** start **

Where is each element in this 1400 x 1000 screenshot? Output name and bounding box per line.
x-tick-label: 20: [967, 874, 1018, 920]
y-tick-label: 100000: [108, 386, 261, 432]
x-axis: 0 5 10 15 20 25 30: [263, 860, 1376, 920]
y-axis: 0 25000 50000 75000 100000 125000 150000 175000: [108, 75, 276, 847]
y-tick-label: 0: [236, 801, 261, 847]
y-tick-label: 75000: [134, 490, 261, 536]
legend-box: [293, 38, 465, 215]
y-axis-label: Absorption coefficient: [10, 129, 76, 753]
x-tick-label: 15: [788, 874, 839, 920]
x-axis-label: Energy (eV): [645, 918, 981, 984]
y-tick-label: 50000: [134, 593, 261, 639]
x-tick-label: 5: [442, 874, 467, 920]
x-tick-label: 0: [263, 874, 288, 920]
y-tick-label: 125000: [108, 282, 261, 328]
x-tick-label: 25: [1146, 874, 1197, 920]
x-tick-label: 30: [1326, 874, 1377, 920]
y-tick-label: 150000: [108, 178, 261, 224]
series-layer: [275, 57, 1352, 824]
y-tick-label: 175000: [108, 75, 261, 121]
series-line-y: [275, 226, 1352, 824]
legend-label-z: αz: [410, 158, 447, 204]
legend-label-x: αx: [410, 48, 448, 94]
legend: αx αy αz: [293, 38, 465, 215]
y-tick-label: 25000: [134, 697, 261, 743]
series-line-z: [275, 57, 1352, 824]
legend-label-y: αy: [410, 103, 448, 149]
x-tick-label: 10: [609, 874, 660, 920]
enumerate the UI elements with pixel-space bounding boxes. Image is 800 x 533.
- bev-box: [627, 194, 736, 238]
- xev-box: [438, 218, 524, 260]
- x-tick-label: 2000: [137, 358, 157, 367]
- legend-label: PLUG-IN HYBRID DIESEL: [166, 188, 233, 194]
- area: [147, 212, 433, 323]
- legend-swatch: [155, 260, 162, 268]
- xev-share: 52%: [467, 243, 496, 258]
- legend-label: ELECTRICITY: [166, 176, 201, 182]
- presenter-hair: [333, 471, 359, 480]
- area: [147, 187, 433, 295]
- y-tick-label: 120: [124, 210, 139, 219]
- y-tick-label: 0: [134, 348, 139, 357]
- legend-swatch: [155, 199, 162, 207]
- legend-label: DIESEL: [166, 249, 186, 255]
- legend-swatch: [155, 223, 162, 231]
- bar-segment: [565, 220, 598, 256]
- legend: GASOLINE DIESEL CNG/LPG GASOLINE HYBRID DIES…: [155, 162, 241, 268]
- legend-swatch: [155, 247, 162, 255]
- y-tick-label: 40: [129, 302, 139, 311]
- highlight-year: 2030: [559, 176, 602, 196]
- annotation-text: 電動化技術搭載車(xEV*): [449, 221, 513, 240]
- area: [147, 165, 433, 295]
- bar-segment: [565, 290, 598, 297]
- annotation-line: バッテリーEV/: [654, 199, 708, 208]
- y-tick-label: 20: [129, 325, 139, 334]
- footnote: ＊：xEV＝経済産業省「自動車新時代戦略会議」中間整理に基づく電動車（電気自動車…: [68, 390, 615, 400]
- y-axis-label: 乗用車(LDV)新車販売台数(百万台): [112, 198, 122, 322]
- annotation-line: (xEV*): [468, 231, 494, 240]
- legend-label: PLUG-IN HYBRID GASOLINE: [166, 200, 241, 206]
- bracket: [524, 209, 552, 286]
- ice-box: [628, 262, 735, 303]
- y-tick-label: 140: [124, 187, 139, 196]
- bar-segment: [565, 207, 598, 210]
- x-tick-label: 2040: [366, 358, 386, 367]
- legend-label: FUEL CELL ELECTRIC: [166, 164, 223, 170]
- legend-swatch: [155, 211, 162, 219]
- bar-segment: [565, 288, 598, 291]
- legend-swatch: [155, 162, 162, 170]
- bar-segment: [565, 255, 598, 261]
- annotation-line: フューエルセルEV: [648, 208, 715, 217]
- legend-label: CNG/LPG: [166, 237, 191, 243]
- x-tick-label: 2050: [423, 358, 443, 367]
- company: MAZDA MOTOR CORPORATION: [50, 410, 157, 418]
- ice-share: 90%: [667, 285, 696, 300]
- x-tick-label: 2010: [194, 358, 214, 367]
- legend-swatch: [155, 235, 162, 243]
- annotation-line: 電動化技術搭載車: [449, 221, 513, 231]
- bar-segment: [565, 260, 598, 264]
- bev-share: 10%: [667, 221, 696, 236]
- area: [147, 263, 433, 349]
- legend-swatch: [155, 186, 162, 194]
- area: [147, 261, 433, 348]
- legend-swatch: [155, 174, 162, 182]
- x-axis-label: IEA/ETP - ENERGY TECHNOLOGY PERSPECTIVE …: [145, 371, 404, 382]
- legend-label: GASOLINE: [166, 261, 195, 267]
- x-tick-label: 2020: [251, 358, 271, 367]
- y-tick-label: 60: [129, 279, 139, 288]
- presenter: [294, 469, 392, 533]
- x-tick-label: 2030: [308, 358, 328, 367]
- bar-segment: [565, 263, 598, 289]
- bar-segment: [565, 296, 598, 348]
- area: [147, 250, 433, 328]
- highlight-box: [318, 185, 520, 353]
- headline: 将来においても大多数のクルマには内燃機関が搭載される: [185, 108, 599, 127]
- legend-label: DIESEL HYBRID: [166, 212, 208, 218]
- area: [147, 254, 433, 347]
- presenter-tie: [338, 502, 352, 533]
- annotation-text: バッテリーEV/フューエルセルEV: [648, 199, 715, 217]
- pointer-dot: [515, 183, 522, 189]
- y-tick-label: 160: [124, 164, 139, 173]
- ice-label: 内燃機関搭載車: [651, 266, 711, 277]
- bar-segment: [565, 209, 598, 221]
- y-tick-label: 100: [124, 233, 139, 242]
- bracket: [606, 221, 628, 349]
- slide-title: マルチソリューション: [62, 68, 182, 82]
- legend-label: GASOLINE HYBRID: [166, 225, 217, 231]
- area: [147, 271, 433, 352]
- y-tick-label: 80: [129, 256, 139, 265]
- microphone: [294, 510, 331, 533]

** end **

Required work =>
Count the lines in the listing above that contain the string "share", and reply with that number alone.

Written answer =>
3